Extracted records
________
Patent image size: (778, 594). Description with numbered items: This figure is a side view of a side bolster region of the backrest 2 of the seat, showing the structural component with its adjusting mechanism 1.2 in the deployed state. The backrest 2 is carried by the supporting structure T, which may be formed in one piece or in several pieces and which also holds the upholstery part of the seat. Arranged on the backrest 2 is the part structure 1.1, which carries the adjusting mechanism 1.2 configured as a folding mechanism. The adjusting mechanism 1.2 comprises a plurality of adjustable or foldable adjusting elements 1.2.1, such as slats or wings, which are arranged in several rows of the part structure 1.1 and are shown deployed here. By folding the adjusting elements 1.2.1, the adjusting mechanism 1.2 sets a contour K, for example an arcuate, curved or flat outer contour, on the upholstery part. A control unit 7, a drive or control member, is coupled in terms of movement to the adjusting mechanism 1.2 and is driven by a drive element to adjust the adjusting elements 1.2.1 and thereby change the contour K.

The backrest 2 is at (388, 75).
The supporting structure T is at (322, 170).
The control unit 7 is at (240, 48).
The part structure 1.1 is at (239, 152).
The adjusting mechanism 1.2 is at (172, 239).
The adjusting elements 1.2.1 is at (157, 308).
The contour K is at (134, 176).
________
Locate each line in the records containing the word "backrest" and copy those lines.

Patent image size: (778, 594). Description with numbered items: This figure is a side view of a side bolster region of the backrest 2 of the seat, showing the structural component with its adjusting mechanism 1.2 in the deployed state. The backrest 2 is carried by the supporting structure T, which may be formed in one piece or in several pieces and which also holds the upholstery part of the seat. Arranged on the backrest 2 is the part structure 1.1, which carries the adjusting mechanism 1.2 configured as a folding mechanism. The adjusting mechanism 1.2 comprises a plurality of adjustable or foldable adjusting elements 1.2.1, such as slats or wings, which are arranged in several rows of the part structure 1.1 and are shown deployed here. By folding the adjusting elements 1.2.1, the adjusting mechanism 1.2 sets a contour K, for example an arcuate, curved or flat outer contour, on the upholstery part. A control unit 7, a drive or control member, is coupled in terms of movement to the adjusting mechanism 1.2 and is driven by a drive element to adjust the adjusting elements 1.2.1 and thereby change the contour K.
The backrest 2 is at (388, 75).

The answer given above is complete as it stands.